** Start of RAW RECORDS **

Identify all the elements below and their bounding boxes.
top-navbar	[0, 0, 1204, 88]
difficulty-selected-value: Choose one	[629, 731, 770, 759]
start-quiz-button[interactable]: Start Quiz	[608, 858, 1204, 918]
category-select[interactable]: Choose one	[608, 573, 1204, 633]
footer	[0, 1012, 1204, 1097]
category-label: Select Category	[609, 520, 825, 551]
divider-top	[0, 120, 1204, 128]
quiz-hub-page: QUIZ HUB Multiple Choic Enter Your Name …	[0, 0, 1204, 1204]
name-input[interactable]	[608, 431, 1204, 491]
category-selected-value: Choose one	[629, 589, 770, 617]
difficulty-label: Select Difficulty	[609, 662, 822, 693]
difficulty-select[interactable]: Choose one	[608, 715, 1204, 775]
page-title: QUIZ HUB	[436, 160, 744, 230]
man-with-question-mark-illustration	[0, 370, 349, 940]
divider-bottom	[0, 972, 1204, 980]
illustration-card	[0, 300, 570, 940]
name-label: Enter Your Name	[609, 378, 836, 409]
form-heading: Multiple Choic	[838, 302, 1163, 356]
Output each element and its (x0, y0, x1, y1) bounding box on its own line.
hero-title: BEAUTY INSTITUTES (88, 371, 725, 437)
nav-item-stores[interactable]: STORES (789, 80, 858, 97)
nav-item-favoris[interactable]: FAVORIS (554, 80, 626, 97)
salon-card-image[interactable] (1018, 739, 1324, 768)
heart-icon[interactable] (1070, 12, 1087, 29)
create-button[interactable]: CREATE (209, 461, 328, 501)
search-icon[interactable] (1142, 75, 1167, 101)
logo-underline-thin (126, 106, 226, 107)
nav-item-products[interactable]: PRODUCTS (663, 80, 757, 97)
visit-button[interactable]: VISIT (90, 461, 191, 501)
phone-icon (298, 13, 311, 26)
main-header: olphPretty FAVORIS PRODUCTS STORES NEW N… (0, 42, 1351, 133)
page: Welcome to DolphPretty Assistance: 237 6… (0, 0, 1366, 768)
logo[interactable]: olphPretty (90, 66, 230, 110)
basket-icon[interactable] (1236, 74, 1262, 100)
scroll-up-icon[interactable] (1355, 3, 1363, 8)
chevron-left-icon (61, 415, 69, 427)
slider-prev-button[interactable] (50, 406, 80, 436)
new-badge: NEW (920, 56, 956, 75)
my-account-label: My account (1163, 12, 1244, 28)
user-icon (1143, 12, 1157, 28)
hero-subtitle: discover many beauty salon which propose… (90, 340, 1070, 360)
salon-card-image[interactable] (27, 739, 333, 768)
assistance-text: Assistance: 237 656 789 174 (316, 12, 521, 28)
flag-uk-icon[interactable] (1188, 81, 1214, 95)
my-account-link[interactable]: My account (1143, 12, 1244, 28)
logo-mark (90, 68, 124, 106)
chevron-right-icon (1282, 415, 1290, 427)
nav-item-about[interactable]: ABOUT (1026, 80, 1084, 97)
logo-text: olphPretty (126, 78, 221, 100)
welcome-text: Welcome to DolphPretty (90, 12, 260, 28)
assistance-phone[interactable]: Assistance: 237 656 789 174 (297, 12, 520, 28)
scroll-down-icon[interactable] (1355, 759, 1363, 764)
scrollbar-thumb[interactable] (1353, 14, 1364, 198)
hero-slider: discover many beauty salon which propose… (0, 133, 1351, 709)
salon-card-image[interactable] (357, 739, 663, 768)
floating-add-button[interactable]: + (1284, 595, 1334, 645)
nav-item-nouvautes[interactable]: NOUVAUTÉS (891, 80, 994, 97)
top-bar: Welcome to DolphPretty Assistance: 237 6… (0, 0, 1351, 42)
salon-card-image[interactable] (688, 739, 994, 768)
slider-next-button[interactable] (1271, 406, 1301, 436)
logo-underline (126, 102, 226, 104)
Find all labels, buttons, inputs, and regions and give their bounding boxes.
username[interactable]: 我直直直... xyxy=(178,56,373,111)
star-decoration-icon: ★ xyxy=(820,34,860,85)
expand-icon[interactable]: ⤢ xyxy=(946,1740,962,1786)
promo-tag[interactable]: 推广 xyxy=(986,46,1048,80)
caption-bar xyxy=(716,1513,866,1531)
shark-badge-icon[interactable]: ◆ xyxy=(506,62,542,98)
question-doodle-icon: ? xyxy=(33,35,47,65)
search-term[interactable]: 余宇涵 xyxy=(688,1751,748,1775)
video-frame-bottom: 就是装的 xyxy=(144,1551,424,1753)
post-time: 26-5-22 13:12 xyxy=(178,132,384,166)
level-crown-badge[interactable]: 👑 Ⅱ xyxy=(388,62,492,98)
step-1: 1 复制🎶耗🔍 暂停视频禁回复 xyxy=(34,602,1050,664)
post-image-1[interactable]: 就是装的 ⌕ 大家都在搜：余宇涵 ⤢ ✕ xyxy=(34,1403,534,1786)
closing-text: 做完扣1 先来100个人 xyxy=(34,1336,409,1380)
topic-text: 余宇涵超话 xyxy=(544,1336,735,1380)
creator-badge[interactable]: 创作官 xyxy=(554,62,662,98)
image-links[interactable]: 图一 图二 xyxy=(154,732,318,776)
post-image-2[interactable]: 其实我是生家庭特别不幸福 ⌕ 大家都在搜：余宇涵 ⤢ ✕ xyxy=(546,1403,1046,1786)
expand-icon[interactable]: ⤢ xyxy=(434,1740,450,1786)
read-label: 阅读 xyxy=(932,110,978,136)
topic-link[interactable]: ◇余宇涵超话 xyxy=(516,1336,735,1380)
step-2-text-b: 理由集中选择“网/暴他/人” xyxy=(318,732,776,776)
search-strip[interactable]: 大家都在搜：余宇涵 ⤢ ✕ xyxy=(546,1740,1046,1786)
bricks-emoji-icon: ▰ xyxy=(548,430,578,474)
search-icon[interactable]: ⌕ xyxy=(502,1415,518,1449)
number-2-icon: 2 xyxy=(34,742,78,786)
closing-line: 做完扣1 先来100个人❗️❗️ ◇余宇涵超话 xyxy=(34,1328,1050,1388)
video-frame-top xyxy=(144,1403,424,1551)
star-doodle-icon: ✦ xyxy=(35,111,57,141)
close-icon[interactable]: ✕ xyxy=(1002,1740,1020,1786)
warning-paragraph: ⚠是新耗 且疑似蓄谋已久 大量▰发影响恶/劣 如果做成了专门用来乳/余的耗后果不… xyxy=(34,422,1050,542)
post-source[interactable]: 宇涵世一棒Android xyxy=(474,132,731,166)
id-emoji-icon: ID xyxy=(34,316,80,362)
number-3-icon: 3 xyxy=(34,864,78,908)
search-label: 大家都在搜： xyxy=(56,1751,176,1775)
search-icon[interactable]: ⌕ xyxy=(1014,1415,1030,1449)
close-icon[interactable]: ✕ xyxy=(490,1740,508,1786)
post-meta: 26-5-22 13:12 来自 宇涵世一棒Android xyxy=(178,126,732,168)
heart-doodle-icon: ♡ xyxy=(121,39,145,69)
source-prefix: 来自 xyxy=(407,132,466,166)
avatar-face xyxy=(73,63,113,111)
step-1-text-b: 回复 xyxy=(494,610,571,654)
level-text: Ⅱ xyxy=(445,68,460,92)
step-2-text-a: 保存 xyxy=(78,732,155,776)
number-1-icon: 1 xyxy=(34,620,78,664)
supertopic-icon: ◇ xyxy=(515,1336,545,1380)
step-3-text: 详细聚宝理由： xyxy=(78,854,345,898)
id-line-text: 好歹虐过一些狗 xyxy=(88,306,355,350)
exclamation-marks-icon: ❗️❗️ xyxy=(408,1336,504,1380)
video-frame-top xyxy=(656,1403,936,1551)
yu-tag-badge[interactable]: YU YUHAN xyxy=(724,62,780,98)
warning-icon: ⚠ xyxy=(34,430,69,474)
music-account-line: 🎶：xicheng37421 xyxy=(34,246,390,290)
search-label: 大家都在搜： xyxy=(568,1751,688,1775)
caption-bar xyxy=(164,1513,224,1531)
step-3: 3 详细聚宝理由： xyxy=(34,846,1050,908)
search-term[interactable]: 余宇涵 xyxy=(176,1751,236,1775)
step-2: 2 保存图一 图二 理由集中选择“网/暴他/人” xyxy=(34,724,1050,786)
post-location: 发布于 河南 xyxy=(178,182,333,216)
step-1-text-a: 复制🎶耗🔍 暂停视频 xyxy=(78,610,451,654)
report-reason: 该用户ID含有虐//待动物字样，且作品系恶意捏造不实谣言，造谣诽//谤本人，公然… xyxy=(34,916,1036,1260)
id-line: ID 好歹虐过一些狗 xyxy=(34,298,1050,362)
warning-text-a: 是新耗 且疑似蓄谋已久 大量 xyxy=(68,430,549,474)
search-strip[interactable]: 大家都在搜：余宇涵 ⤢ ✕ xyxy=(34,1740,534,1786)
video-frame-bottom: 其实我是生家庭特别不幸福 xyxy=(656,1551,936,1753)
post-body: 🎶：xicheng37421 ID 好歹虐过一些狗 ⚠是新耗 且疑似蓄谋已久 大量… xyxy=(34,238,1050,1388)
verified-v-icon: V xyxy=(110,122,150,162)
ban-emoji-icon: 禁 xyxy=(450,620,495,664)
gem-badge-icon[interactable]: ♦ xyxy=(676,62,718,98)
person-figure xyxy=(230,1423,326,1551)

** End of RAW RECORDS **

Copy out every line from the very start of the records down through the line that contains "302, 1163, 356]", keeping each line exactly the same.

Identify all the elements below and their bounding boxes.
top-navbar	[0, 0, 1204, 88]
difficulty-selected-value: Choose one	[629, 731, 770, 759]
start-quiz-button[interactable]: Start Quiz	[608, 858, 1204, 918]
category-select[interactable]: Choose one	[608, 573, 1204, 633]
footer	[0, 1012, 1204, 1097]
category-label: Select Category	[609, 520, 825, 551]
divider-top	[0, 120, 1204, 128]
quiz-hub-page: QUIZ HUB Multiple Choic Enter Your Name …	[0, 0, 1204, 1204]
name-input[interactable]	[608, 431, 1204, 491]
category-selected-value: Choose one	[629, 589, 770, 617]
difficulty-label: Select Difficulty	[609, 662, 822, 693]
difficulty-select[interactable]: Choose one	[608, 715, 1204, 775]
page-title: QUIZ HUB	[436, 160, 744, 230]
man-with-question-mark-illustration	[0, 370, 349, 940]
divider-bottom	[0, 972, 1204, 980]
illustration-card	[0, 300, 570, 940]
name-label: Enter Your Name	[609, 378, 836, 409]
form-heading: Multiple Choic	[838, 302, 1163, 356]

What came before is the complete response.